-- Dataset content --
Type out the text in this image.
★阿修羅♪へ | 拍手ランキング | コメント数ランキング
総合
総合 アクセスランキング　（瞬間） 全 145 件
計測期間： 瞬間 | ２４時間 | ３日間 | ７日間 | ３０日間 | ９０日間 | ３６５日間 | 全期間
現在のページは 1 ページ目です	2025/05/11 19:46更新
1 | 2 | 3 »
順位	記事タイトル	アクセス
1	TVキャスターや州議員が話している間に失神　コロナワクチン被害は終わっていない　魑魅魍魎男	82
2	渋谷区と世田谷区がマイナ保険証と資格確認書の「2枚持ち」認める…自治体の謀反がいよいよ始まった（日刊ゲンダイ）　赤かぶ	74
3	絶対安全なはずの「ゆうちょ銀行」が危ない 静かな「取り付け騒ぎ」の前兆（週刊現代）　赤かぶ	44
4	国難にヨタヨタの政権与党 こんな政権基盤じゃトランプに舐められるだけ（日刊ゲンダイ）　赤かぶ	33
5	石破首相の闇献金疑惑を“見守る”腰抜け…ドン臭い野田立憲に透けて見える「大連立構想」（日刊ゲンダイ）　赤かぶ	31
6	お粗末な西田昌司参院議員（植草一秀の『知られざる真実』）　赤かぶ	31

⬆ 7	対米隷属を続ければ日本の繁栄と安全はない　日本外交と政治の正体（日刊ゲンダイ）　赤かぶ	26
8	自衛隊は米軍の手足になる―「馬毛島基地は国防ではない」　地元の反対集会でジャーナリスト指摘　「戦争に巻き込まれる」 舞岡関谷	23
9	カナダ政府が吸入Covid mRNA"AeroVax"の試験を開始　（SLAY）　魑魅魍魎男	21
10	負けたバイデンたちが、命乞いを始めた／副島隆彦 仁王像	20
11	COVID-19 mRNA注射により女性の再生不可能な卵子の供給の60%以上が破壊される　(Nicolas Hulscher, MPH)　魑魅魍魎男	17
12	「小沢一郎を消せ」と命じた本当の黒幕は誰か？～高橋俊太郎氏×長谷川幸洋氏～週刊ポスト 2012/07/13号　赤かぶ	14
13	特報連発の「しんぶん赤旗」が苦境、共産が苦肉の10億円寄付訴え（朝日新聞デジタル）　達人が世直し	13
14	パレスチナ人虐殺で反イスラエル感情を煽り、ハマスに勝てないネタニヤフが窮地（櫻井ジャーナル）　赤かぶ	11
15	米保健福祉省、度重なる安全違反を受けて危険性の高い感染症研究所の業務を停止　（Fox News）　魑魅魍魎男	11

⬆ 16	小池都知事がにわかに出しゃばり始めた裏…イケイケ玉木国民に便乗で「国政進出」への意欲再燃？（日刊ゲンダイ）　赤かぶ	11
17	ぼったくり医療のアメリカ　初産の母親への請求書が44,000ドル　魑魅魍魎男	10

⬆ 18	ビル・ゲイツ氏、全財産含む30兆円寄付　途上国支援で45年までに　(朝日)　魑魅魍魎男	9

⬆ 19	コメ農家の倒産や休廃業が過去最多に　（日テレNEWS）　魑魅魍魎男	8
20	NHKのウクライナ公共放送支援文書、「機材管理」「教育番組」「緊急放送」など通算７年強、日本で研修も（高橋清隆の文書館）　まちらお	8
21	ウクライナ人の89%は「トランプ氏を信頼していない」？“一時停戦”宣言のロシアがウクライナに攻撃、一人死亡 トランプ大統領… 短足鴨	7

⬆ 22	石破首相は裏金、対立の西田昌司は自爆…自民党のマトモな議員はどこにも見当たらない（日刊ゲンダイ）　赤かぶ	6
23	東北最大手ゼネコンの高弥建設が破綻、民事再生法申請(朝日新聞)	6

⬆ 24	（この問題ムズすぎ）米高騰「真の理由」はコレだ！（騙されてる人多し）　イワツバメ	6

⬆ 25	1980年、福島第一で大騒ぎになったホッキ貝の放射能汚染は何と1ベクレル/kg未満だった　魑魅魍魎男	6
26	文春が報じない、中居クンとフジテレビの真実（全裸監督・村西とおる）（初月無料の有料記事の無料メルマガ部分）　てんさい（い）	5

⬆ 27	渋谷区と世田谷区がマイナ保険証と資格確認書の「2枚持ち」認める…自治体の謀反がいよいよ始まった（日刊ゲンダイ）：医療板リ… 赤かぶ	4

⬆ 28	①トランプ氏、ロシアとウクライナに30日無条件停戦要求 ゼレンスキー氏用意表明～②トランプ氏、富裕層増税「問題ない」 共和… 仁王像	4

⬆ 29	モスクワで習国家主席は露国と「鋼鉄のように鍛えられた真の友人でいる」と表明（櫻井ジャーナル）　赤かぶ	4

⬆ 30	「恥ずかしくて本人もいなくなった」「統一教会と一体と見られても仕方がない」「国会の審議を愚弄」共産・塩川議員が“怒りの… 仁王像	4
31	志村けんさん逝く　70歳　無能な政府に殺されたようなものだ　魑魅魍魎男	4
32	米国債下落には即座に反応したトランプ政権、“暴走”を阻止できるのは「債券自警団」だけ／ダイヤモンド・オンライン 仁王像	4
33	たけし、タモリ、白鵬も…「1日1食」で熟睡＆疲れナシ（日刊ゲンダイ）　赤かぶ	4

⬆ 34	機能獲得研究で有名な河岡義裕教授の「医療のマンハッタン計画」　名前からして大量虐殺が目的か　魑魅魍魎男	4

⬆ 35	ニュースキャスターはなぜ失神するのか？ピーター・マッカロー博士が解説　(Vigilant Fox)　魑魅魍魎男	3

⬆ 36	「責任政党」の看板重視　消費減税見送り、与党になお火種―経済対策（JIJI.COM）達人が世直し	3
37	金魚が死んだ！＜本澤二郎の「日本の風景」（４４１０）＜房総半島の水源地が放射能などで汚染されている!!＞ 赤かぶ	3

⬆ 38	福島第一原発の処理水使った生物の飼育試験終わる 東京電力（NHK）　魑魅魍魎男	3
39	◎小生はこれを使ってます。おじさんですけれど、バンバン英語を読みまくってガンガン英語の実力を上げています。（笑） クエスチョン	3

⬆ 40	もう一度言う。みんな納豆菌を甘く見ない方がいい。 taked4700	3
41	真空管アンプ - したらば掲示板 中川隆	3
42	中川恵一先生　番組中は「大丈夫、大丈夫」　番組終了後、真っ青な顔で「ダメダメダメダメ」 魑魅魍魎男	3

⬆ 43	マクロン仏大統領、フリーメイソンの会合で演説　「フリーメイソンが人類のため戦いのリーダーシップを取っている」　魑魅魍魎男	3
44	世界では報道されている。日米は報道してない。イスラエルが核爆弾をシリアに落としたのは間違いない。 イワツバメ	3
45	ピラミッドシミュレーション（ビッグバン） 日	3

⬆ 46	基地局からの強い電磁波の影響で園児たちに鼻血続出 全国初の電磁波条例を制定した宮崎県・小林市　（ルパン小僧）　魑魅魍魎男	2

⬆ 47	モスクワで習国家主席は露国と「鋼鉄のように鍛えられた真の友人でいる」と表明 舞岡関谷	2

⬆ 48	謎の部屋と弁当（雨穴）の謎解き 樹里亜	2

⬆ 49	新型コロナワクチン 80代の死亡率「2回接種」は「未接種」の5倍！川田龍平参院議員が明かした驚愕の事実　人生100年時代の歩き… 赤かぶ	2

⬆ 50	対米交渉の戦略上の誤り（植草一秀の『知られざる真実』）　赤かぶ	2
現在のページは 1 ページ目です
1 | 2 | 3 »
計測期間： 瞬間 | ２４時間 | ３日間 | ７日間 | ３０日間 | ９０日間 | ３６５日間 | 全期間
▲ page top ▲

-- Exercise goal --
Your response must contain all of the records, copied exactly.

-- Reply --
Type out the text in this image.
★阿修羅♪へ | 拍手ランキング | コメント数ランキング
総合
総合 アクセスランキング　（瞬間） 全 145 件
計測期間： 瞬間 | ２４時間 | ３日間 | ７日間 | ３０日間 | ９０日間 | ３６５日間 | 全期間
現在のページは 1 ページ目です	2025/05/11 19:46更新
1 | 2 | 3 »
順位	記事タイトル	アクセス
1	TVキャスターや州議員が話している間に失神　コロナワクチン被害は終わっていない　魑魅魍魎男	82
2	渋谷区と世田谷区がマイナ保険証と資格確認書の「2枚持ち」認める…自治体の謀反がいよいよ始まった（日刊ゲンダイ）　赤かぶ	74
3	絶対安全なはずの「ゆうちょ銀行」が危ない 静かな「取り付け騒ぎ」の前兆（週刊現代）　赤かぶ	44
4	国難にヨタヨタの政権与党 こんな政権基盤じゃトランプに舐められるだけ（日刊ゲンダイ）　赤かぶ	33
5	石破首相の闇献金疑惑を“見守る”腰抜け…ドン臭い野田立憲に透けて見える「大連立構想」（日刊ゲンダイ）　赤かぶ	31
6	お粗末な西田昌司参院議員（植草一秀の『知られざる真実』）　赤かぶ	31

⬆ 7	対米隷属を続ければ日本の繁栄と安全はない　日本外交と政治の正体（日刊ゲンダイ）　赤かぶ	26
8	自衛隊は米軍の手足になる―「馬毛島基地は国防ではない」　地元の反対集会でジャーナリスト指摘　「戦争に巻き込まれる」 舞岡関谷	23
9	カナダ政府が吸入Covid mRNA"AeroVax"の試験を開始　（SLAY）　魑魅魍魎男	21
10	負けたバイデンたちが、命乞いを始めた／副島隆彦 仁王像	20
11	COVID-19 mRNA注射により女性の再生不可能な卵子の供給の60%以上が破壊される　(Nicolas Hulscher, MPH)　魑魅魍魎男	17
12	「小沢一郎を消せ」と命じた本当の黒幕は誰か？～高橋俊太郎氏×長谷川幸洋氏～週刊ポスト 2012/07/13号　赤かぶ	14
13	特報連発の「しんぶん赤旗」が苦境、共産が苦肉の10億円寄付訴え（朝日新聞デジタル）　達人が世直し	13
14	パレスチナ人虐殺で反イスラエル感情を煽り、ハマスに勝てないネタニヤフが窮地（櫻井ジャーナル）　赤かぶ	11
15	米保健福祉省、度重なる安全違反を受けて危険性の高い感染症研究所の業務を停止　（Fox News）　魑魅魍魎男	11

⬆ 16	小池都知事がにわかに出しゃばり始めた裏…イケイケ玉木国民に便乗で「国政進出」への意欲再燃？（日刊ゲンダイ）　赤かぶ	11
17	ぼったくり医療のアメリカ　初産の母親への請求書が44,000ドル　魑魅魍魎男	10

⬆ 18	ビル・ゲイツ氏、全財産含む30兆円寄付　途上国支援で45年までに　(朝日)　魑魅魍魎男	9

⬆ 19	コメ農家の倒産や休廃業が過去最多に　（日テレNEWS）　魑魅魍魎男	8
20	NHKのウクライナ公共放送支援文書、「機材管理」「教育番組」「緊急放送」など通算７年強、日本で研修も（高橋清隆の文書館）　まちらお	8
21	ウクライナ人の89%は「トランプ氏を信頼していない」？“一時停戦”宣言のロシアがウクライナに攻撃、一人死亡 トランプ大統領… 短足鴨	7

⬆ 22	石破首相は裏金、対立の西田昌司は自爆…自民党のマトモな議員はどこにも見当たらない（日刊ゲンダイ）　赤かぶ	6
23	東北最大手ゼネコンの高弥建設が破綻、民事再生法申請(朝日新聞)	6

⬆ 24	（この問題ムズすぎ）米高騰「真の理由」はコレだ！（騙されてる人多し）　イワツバメ	6

⬆ 25	1980年、福島第一で大騒ぎになったホッキ貝の放射能汚染は何と1ベクレル/kg未満だった　魑魅魍魎男	6
26	文春が報じない、中居クンとフジテレビの真実（全裸監督・村西とおる）（初月無料の有料記事の無料メルマガ部分）　てんさい（い）	5

⬆ 27	渋谷区と世田谷区がマイナ保険証と資格確認書の「2枚持ち」認める…自治体の謀反がいよいよ始まった（日刊ゲンダイ）：医療板リ… 赤かぶ	4

⬆ 28	①トランプ氏、ロシアとウクライナに30日無条件停戦要求 ゼレンスキー氏用意表明～②トランプ氏、富裕層増税「問題ない」 共和… 仁王像	4

⬆ 29	モスクワで習国家主席は露国と「鋼鉄のように鍛えられた真の友人でいる」と表明（櫻井ジャーナル）　赤かぶ	4

⬆ 30	「恥ずかしくて本人もいなくなった」「統一教会と一体と見られても仕方がない」「国会の審議を愚弄」共産・塩川議員が“怒りの… 仁王像	4
31	志村けんさん逝く　70歳　無能な政府に殺されたようなものだ　魑魅魍魎男	4
32	米国債下落には即座に反応したトランプ政権、“暴走”を阻止できるのは「債券自警団」だけ／ダイヤモンド・オンライン 仁王像	4
33	たけし、タモリ、白鵬も…「1日1食」で熟睡＆疲れナシ（日刊ゲンダイ）　赤かぶ	4

⬆ 34	機能獲得研究で有名な河岡義裕教授の「医療のマンハッタン計画」　名前からして大量虐殺が目的か　魑魅魍魎男	4

⬆ 35	ニュースキャスターはなぜ失神するのか？ピーター・マッカロー博士が解説　(Vigilant Fox)　魑魅魍魎男	3

⬆ 36	「責任政党」の看板重視　消費減税見送り、与党になお火種―経済対策（JIJI.COM）達人が世直し	3
37	金魚が死んだ！＜本澤二郎の「日本の風景」（４４１０）＜房総半島の水源地が放射能などで汚染されている!!＞ 赤かぶ	3

⬆ 38	福島第一原発の処理水使った生物の飼育試験終わる 東京電力（NHK）　魑魅魍魎男	3
39	◎小生はこれを使ってます。おじさんですけれど、バンバン英語を読みまくってガンガン英語の実力を上げています。（笑） クエスチョン	3

⬆ 40	もう一度言う。みんな納豆菌を甘く見ない方がいい。 taked4700	3
41	真空管アンプ - したらば掲示板 中川隆	3
42	中川恵一先生　番組中は「大丈夫、大丈夫」　番組終了後、真っ青な顔で「ダメダメダメダメ」 魑魅魍魎男	3

⬆ 43	マクロン仏大統領、フリーメイソンの会合で演説　「フリーメイソンが人類のため戦いのリーダーシップを取っている」　魑魅魍魎男	3
44	世界では報道されている。日米は報道してない。イスラエルが核爆弾をシリアに落としたのは間違いない。 イワツバメ	3
45	ピラミッドシミュレーション（ビッグバン） 日	3

⬆ 46	基地局からの強い電磁波の影響で園児たちに鼻血続出 全国初の電磁波条例を制定した宮崎県・小林市　（ルパン小僧）　魑魅魍魎男	2

⬆ 47	モスクワで習国家主席は露国と「鋼鉄のように鍛えられた真の友人でいる」と表明 舞岡関谷	2

⬆ 48	謎の部屋と弁当（雨穴）の謎解き 樹里亜	2

⬆ 49	新型コロナワクチン 80代の死亡率「2回接種」は「未接種」の5倍！川田龍平参院議員が明かした驚愕の事実　人生100年時代の歩き… 赤かぶ	2

⬆ 50	対米交渉の戦略上の誤り（植草一秀の『知られざる真実』）　赤かぶ	2
現在のページは 1 ページ目です
1 | 2 | 3 »
計測期間： 瞬間 | ２４時間 | ３日間 | ７日間 | ３０日間 | ９０日間 | ３６５日間 | 全期間
▲ page top ▲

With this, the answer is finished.